Saved entries
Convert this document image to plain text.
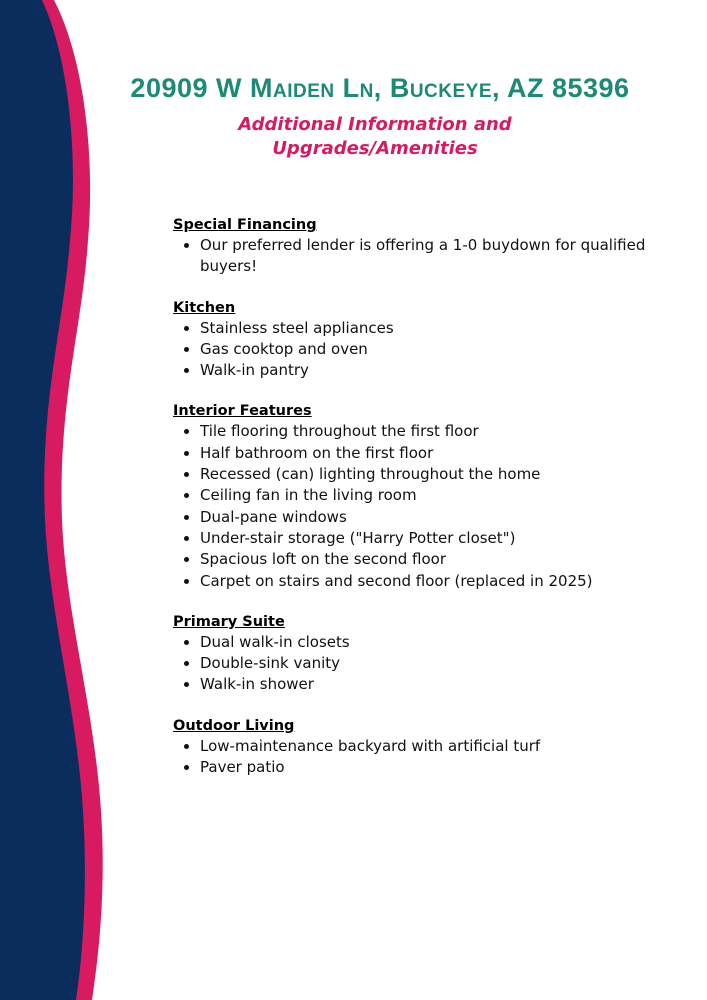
20909 W Maiden Ln, Buckeye, AZ 85396
Additional Information and Upgrades/Amenities

Special Financing

• Our preferred lender is offering a 1-0 buydown for qualified buyers!

Kitchen

• Stainless steel appliances
• Gas cooktop and oven
• Walk-in pantry

Interior Features

• Tile flooring throughout the first floor
• Half bathroom on the first floor
• Recessed (can) lighting throughout the home
• Ceiling fan in the living room
• Dual-pane windows
• Under-stair storage ("Harry Potter closet")
• Spacious loft on the second floor
• Carpet on stairs and second floor (replaced in 2025)

Primary Suite

• Dual walk-in closets
• Double-sink vanity
• Walk-in shower

Outdoor Living

• Low-maintenance backyard with artificial turf
• Paver patio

#### Set task
How many lines in the entries contain the string "Dual"? Answer with the number only.

#### Response below
2